Check every line below for the string "available", and copy the lines that contain it.

─── Records ───

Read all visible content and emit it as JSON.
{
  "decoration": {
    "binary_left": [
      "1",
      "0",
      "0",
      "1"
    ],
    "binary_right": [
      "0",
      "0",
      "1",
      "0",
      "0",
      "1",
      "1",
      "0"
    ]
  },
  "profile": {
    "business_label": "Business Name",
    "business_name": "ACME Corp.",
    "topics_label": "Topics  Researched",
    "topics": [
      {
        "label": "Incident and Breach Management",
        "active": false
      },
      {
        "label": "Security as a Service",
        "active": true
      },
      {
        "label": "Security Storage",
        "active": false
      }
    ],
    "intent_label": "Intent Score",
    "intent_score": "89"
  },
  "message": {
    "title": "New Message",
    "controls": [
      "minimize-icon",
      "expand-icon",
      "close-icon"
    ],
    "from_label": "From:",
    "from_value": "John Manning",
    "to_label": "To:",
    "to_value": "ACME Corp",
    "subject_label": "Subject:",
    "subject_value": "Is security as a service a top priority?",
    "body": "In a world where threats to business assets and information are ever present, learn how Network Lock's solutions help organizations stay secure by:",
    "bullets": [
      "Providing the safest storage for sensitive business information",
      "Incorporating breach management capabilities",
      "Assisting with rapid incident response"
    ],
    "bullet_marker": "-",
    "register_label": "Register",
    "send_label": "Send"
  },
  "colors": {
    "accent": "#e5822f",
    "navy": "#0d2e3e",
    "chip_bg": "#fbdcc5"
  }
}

───
─── Records ───

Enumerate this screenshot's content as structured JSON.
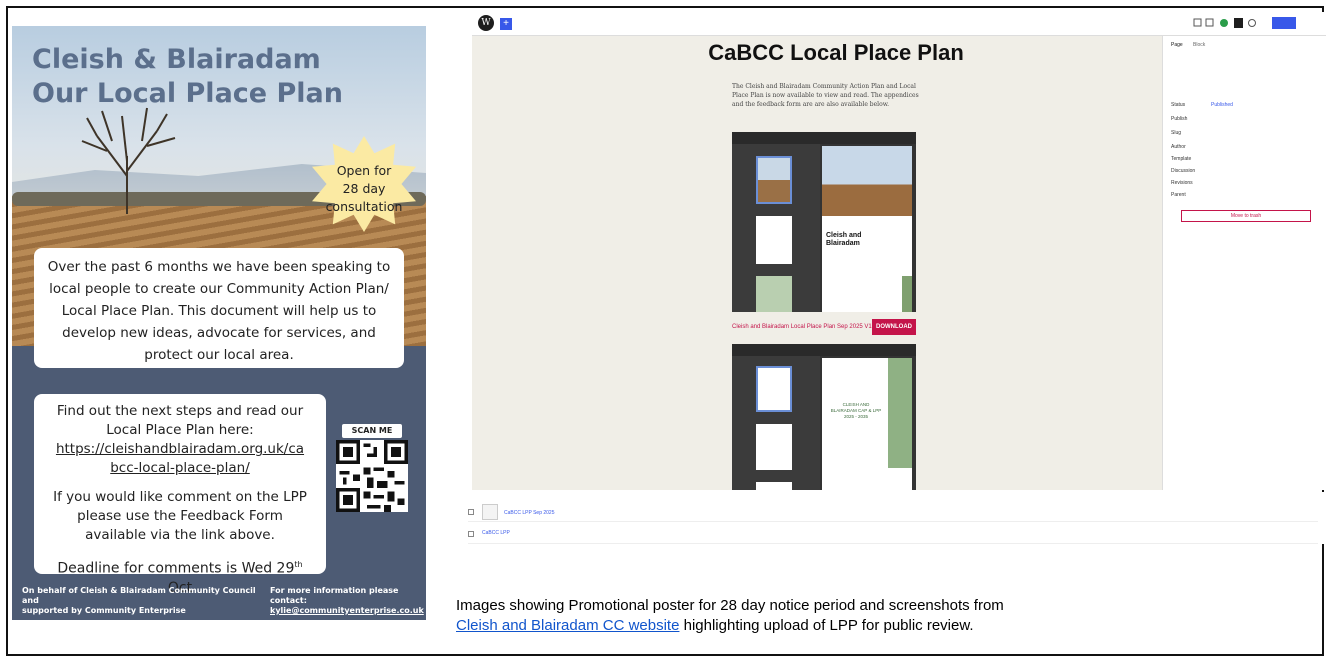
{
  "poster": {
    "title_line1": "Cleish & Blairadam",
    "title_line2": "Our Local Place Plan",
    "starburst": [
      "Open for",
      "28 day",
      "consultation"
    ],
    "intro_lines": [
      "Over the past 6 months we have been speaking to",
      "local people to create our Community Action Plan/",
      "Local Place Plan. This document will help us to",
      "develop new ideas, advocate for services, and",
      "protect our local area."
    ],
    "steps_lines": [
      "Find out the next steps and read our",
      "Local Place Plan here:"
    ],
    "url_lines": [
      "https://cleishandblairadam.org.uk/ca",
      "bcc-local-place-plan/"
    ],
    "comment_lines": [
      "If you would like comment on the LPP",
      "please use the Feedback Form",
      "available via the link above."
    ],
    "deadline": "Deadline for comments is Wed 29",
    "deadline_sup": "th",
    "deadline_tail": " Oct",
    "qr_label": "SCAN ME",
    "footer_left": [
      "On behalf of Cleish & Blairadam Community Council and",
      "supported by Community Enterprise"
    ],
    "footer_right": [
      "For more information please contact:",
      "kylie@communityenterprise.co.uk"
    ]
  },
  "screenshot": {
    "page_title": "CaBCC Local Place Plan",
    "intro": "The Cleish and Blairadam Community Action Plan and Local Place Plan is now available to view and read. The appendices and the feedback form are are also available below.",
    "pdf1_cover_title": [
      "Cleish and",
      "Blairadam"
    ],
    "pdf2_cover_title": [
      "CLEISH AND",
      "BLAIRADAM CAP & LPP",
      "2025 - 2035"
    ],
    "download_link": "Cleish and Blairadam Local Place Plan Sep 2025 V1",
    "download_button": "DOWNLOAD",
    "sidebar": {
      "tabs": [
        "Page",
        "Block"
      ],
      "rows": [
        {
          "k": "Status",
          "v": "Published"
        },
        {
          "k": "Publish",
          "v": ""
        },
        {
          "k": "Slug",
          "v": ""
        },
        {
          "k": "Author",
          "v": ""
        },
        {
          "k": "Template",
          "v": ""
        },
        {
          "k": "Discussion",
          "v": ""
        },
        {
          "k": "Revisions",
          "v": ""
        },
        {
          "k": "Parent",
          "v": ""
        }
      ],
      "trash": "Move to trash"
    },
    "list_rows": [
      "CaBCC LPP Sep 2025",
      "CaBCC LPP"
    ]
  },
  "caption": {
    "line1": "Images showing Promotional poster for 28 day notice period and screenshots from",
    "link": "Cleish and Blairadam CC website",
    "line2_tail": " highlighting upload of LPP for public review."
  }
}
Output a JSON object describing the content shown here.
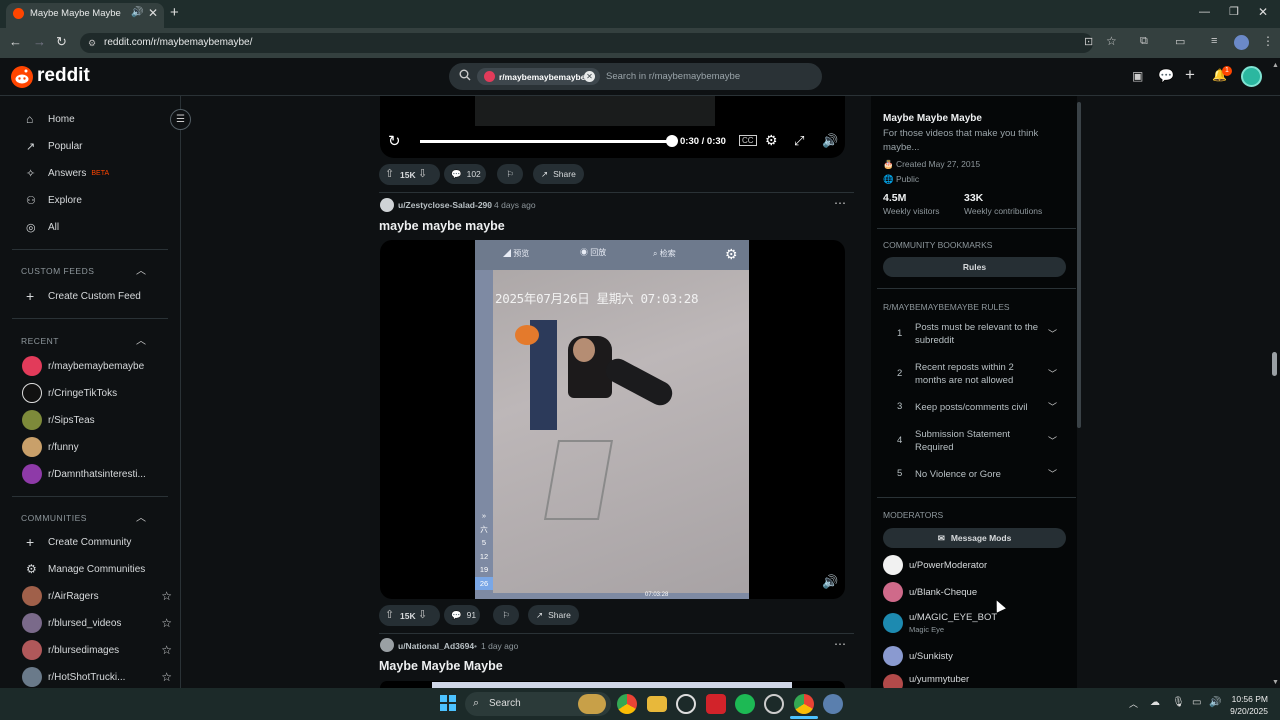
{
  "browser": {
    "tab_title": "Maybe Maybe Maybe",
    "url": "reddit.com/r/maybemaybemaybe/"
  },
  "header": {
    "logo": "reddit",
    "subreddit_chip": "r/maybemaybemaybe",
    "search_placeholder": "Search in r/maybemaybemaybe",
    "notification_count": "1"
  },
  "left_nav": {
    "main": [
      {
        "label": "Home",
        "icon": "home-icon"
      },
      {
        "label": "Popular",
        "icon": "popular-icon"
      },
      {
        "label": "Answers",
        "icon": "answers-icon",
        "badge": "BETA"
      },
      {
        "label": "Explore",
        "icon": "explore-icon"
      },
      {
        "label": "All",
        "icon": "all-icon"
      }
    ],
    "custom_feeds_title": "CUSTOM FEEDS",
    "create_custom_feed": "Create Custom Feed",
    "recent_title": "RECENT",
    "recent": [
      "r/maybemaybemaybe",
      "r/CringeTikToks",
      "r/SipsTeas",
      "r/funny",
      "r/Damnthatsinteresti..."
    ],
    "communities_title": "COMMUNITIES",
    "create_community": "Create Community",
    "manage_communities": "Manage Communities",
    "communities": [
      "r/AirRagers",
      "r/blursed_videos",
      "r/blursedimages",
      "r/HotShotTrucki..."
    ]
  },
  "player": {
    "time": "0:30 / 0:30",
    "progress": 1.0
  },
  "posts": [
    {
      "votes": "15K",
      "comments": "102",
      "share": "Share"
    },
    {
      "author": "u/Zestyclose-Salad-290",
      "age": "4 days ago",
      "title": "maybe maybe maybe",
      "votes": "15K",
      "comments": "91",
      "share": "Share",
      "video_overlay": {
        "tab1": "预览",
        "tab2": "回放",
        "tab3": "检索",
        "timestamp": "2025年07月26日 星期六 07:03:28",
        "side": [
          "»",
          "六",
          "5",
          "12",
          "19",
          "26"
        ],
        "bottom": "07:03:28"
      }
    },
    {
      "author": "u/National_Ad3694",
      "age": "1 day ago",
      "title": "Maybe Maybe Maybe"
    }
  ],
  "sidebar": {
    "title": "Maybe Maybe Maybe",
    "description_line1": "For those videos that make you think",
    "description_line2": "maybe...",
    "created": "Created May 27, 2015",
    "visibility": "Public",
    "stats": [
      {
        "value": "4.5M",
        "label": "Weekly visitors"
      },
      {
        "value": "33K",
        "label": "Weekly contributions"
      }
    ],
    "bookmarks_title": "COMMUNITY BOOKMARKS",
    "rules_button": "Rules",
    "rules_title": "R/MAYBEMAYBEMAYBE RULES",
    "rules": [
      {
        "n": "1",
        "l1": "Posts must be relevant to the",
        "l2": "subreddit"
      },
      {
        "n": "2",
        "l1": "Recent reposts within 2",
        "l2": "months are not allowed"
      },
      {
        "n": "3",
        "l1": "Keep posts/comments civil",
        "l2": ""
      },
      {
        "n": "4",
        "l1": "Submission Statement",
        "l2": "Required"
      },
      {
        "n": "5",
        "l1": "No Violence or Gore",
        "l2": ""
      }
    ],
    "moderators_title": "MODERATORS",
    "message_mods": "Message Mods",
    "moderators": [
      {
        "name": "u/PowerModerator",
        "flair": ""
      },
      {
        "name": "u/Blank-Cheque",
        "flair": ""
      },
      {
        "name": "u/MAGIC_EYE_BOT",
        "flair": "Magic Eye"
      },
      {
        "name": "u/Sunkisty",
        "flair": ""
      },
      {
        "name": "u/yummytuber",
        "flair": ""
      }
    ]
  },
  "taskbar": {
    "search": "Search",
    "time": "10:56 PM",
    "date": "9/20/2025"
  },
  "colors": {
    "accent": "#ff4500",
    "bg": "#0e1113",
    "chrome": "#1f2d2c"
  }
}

───
─── Records ───

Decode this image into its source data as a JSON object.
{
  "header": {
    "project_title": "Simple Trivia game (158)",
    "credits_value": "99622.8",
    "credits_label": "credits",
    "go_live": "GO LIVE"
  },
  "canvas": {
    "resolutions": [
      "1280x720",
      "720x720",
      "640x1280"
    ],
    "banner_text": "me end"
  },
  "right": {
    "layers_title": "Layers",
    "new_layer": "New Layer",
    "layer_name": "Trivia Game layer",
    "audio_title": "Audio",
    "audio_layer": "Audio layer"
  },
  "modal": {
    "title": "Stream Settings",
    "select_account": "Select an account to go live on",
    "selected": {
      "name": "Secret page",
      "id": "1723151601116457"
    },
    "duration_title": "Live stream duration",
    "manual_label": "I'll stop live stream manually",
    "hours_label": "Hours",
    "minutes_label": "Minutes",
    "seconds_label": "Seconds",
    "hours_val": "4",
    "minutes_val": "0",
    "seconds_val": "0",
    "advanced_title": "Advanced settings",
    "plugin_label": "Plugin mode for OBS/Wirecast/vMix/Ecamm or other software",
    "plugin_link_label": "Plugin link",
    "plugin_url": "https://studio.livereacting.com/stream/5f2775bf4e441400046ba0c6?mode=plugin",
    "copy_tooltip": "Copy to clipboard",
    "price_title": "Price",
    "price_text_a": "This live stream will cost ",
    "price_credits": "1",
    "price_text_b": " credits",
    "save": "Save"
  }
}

───

= Task answer =
      "available via the link above."
    "intro": "The Cleish and Blairadam Community Action Plan and Local Place Plan is now available to view and read. The appendices and the feedback form are are also available below.",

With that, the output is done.